_AIM_
Repeat each line exactly as it is written.

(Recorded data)
--

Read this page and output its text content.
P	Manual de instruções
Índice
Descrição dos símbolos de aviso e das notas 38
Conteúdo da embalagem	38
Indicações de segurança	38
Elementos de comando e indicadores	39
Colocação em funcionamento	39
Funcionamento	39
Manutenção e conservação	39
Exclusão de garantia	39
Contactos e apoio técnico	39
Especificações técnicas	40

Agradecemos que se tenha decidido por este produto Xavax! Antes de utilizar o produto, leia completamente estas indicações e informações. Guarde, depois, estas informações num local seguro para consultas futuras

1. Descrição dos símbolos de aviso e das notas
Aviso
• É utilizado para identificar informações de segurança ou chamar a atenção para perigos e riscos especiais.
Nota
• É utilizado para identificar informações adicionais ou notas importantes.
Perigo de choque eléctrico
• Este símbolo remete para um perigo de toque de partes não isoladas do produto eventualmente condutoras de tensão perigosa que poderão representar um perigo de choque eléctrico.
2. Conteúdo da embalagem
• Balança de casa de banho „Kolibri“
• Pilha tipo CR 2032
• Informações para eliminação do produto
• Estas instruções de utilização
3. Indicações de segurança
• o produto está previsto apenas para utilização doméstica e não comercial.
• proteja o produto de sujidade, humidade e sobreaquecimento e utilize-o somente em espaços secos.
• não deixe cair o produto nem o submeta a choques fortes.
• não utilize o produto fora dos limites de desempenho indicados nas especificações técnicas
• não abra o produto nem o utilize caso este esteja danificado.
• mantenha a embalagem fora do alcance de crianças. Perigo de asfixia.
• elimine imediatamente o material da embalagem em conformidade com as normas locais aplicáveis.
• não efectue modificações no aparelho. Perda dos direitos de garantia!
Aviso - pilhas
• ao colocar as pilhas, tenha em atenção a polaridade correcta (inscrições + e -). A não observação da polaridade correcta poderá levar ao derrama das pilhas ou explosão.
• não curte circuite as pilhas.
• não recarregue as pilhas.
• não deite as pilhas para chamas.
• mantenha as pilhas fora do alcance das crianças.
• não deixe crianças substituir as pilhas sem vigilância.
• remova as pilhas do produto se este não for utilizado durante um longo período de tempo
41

--

_EXERCISE RESPONSE_
Read this page and output its text content.
P	Manual de instruções
Índice
Descrição dos símbolos de aviso e das notas 38
Conteúdo da embalagem	38
Indicações de segurança	38
Elementos de comando e indicadores	39
Colocação em funcionamento	39
Funcionamento	39
Manutenção e conservação	39
Exclusão de garantia	39
Contactos e apoio técnico	39
Especificações técnicas	40

Agradecemos que se tenha decidido por este produto Xavax! Antes de utilizar o produto, leia completamente estas indicações e informações. Guarde, depois, estas informações num local seguro para consultas futuras

1. Descrição dos símbolos de aviso e das notas
Aviso
• É utilizado para identificar informações de segurança ou chamar a atenção para perigos e riscos especiais.
Nota
• É utilizado para identificar informações adicionais ou notas importantes.
Perigo de choque eléctrico
• Este símbolo remete para um perigo de toque de partes não isoladas do produto eventualmente condutoras de tensão perigosa que poderão representar um perigo de choque eléctrico.
2. Conteúdo da embalagem
• Balança de casa de banho „Kolibri“
• Pilha tipo CR 2032
• Informações para eliminação do produto
• Estas instruções de utilização
3. Indicações de segurança
• o produto está previsto apenas para utilização doméstica e não comercial.
• proteja o produto de sujidade, humidade e sobreaquecimento e utilize-o somente em espaços secos.
• não deixe cair o produto nem o submeta a choques fortes.
• não utilize o produto fora dos limites de desempenho indicados nas especificações técnicas
• não abra o produto nem o utilize caso este esteja danificado.
• mantenha a embalagem fora do alcance de crianças. Perigo de asfixia.
• elimine imediatamente o material da embalagem em conformidade com as normas locais aplicáveis.
• não efectue modificações no aparelho. Perda dos direitos de garantia!
Aviso - pilhas
• ao colocar as pilhas, tenha em atenção a polaridade correcta (inscrições + e -). A não observação da polaridade correcta poderá levar ao derrama das pilhas ou explosão.
• não curte circuite as pilhas.
• não recarregue as pilhas.
• não deite as pilhas para chamas.
• mantenha as pilhas fora do alcance das crianças.
• não deixe crianças substituir as pilhas sem vigilância.
• remova as pilhas do produto se este não for utilizado durante um longo período de tempo
41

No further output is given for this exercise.